Stored items from a collection:
::::

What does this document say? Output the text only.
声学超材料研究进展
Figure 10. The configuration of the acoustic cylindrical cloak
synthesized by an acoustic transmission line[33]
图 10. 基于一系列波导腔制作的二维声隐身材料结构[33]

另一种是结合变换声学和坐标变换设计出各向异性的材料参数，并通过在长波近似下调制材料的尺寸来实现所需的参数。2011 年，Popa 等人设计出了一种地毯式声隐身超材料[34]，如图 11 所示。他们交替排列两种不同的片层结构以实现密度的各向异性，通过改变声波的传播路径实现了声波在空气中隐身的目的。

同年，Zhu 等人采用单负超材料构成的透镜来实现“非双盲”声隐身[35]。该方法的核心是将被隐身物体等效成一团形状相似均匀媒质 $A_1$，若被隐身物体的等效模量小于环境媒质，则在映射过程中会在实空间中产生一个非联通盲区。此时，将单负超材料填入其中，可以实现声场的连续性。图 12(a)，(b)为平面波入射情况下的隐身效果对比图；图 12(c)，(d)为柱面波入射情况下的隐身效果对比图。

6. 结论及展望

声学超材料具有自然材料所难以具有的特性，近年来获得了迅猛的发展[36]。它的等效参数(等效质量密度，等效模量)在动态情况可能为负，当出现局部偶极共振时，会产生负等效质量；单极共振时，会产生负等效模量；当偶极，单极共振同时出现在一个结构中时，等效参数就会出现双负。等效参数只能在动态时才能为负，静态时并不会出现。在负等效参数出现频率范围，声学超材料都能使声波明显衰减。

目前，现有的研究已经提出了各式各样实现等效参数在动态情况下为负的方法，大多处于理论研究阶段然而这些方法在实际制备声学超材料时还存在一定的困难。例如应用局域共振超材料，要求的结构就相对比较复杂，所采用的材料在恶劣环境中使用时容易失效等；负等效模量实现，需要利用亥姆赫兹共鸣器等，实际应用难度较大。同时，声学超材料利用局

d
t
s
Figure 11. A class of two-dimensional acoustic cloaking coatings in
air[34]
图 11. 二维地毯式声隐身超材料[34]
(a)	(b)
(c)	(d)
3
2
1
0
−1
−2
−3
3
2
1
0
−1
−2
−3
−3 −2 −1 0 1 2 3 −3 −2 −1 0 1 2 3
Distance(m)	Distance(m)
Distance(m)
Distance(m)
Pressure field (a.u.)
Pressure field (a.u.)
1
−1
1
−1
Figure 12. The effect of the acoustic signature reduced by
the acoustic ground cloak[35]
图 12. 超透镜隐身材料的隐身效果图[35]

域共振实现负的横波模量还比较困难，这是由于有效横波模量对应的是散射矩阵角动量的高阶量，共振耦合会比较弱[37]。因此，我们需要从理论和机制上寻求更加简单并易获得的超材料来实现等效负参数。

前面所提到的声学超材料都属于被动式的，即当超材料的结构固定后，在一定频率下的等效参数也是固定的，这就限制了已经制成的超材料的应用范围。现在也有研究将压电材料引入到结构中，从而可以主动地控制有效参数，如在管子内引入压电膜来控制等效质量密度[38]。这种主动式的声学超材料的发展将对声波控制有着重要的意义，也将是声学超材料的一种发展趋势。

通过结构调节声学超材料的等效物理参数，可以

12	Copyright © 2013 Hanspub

::::

EXERCISE DESCRIPTION: Make an exact copy of the data above.

TASK ANSWER:
What does this document say? Output the text only.
声学超材料研究进展
Figure 10. The configuration of the acoustic cylindrical cloak
synthesized by an acoustic transmission line[33]
图 10. 基于一系列波导腔制作的二维声隐身材料结构[33]

另一种是结合变换声学和坐标变换设计出各向异性的材料参数，并通过在长波近似下调制材料的尺寸来实现所需的参数。2011 年，Popa 等人设计出了一种地毯式声隐身超材料[34]，如图 11 所示。他们交替排列两种不同的片层结构以实现密度的各向异性，通过改变声波的传播路径实现了声波在空气中隐身的目的。

同年，Zhu 等人采用单负超材料构成的透镜来实现“非双盲”声隐身[35]。该方法的核心是将被隐身物体等效成一团形状相似均匀媒质 $A_1$，若被隐身物体的等效模量小于环境媒质，则在映射过程中会在实空间中产生一个非联通盲区。此时，将单负超材料填入其中，可以实现声场的连续性。图 12(a)，(b)为平面波入射情况下的隐身效果对比图；图 12(c)，(d)为柱面波入射情况下的隐身效果对比图。

6. 结论及展望

声学超材料具有自然材料所难以具有的特性，近年来获得了迅猛的发展[36]。它的等效参数(等效质量密度，等效模量)在动态情况可能为负，当出现局部偶极共振时，会产生负等效质量；单极共振时，会产生负等效模量；当偶极，单极共振同时出现在一个结构中时，等效参数就会出现双负。等效参数只能在动态时才能为负，静态时并不会出现。在负等效参数出现频率范围，声学超材料都能使声波明显衰减。

目前，现有的研究已经提出了各式各样实现等效参数在动态情况下为负的方法，大多处于理论研究阶段然而这些方法在实际制备声学超材料时还存在一定的困难。例如应用局域共振超材料，要求的结构就相对比较复杂，所采用的材料在恶劣环境中使用时容易失效等；负等效模量实现，需要利用亥姆赫兹共鸣器等，实际应用难度较大。同时，声学超材料利用局

d
t
s
Figure 11. A class of two-dimensional acoustic cloaking coatings in
air[34]
图 11. 二维地毯式声隐身超材料[34]
(a)	(b)
(c)	(d)
3
2
1
0
−1
−2
−3
3
2
1
0
−1
−2
−3
−3 −2 −1 0 1 2 3 −3 −2 −1 0 1 2 3
Distance(m)	Distance(m)
Distance(m)
Distance(m)
Pressure field (a.u.)
Pressure field (a.u.)
1
−1
1
−1
Figure 12. The effect of the acoustic signature reduced by
the acoustic ground cloak[35]
图 12. 超透镜隐身材料的隐身效果图[35]

域共振实现负的横波模量还比较困难，这是由于有效横波模量对应的是散射矩阵角动量的高阶量，共振耦合会比较弱[37]。因此，我们需要从理论和机制上寻求更加简单并易获得的超材料来实现等效负参数。

前面所提到的声学超材料都属于被动式的，即当超材料的结构固定后，在一定频率下的等效参数也是固定的，这就限制了已经制成的超材料的应用范围。现在也有研究将压电材料引入到结构中，从而可以主动地控制有效参数，如在管子内引入压电膜来控制等效质量密度[38]。这种主动式的声学超材料的发展将对声波控制有着重要的意义，也将是声学超材料的一种发展趋势。

通过结构调节声学超材料的等效物理参数，可以

12	Copyright © 2013 Hanspub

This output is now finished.